Task goal: Filter the lines below, copying only those with the string "before".

---------- Material

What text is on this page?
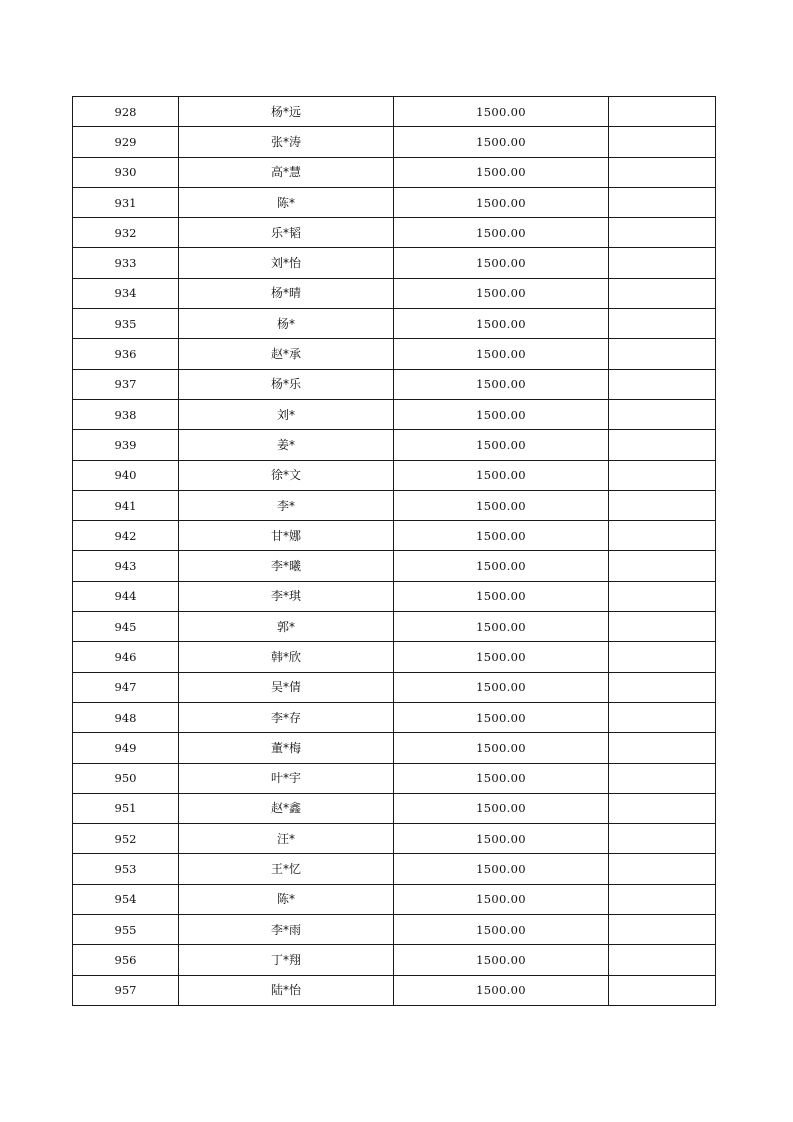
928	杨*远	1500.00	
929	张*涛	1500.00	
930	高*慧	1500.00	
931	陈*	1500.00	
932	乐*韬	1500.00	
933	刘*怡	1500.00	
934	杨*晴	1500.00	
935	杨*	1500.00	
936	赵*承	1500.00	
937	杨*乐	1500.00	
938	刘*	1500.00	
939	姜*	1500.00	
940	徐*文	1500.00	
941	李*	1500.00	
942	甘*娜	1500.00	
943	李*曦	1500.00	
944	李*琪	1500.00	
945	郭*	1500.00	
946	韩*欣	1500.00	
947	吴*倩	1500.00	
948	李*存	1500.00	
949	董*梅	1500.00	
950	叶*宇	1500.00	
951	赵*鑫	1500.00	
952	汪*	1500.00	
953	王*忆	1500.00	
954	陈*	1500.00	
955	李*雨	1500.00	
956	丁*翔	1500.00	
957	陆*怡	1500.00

--------------------
---------- Material

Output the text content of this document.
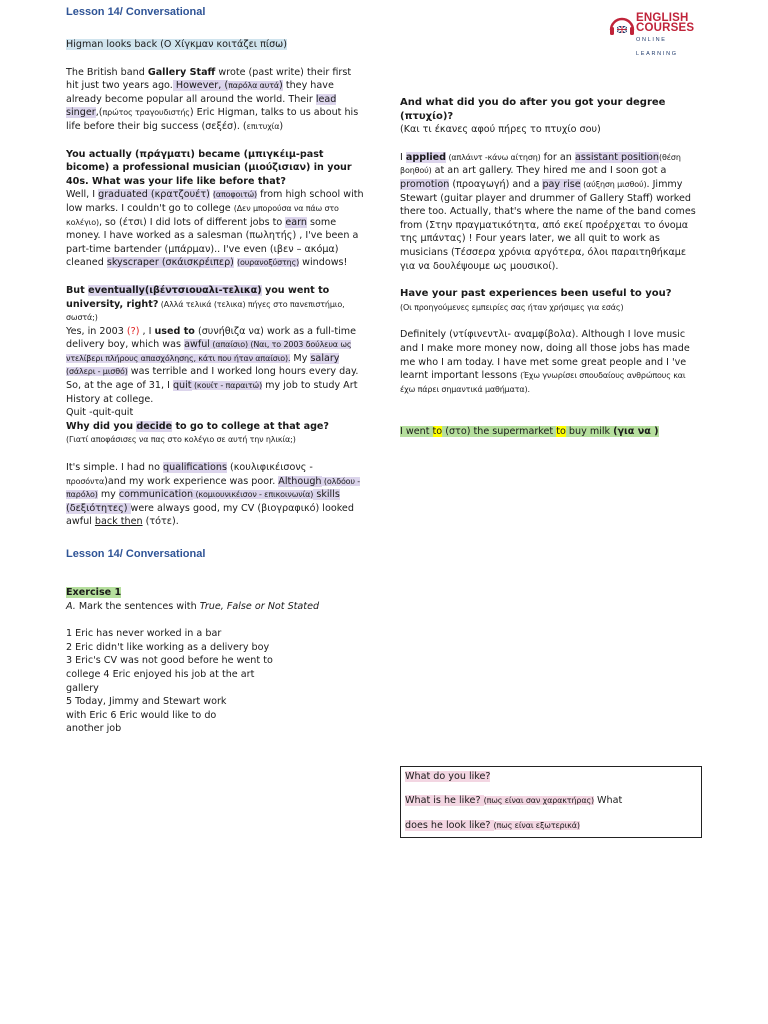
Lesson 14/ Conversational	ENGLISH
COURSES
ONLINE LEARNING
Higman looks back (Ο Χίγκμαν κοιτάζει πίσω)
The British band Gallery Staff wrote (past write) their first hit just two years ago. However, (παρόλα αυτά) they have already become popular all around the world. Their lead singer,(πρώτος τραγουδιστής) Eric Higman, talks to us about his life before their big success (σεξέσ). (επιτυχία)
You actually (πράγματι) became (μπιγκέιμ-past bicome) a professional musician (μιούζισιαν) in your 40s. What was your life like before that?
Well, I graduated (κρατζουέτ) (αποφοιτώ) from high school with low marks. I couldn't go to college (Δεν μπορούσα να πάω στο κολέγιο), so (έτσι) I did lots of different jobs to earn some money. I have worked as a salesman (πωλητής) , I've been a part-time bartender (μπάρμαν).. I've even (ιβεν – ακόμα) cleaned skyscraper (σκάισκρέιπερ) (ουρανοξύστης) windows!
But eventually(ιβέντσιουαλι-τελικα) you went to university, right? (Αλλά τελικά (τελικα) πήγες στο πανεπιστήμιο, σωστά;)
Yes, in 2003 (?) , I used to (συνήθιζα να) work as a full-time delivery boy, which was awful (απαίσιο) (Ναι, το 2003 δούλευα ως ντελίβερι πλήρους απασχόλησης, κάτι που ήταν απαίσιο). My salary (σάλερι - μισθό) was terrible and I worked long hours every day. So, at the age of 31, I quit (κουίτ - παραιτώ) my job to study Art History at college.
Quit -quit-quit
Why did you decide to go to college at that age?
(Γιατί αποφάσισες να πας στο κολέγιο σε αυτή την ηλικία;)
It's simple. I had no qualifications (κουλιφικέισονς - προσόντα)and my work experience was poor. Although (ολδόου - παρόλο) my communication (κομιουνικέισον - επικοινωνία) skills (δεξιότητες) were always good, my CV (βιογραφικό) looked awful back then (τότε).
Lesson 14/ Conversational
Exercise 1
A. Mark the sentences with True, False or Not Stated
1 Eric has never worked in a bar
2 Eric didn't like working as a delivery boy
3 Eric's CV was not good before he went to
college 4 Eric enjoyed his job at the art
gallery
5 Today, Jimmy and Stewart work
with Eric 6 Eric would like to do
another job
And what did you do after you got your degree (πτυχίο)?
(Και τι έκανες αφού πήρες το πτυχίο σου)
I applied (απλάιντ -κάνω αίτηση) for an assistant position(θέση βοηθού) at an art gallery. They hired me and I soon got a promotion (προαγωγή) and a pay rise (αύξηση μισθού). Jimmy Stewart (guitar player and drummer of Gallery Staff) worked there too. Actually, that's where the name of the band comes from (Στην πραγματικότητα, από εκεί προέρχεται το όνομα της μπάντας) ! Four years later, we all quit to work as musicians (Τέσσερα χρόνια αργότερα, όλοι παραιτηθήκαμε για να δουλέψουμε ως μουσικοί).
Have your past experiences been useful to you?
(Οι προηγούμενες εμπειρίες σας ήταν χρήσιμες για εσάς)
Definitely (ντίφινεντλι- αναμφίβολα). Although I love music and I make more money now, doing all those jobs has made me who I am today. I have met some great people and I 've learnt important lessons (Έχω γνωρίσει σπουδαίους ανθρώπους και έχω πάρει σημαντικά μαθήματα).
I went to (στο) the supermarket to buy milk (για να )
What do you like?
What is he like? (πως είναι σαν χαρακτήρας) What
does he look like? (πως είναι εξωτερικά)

--------------------

Answer for the task:
The British band Gallery Staff wrote (past write) their first hit just two years ago. However, (παρόλα αυτά) they have already become popular all around the world. Their lead singer,(πρώτος τραγουδιστής) Eric Higman, talks to us about his life before their big success (σεξέσ). (επιτυχία)
You actually (πράγματι) became (μπιγκέιμ-past bicome) a professional musician (μιούζισιαν) in your 40s. What was your life like before that?
3 Eric's CV was not good before he went to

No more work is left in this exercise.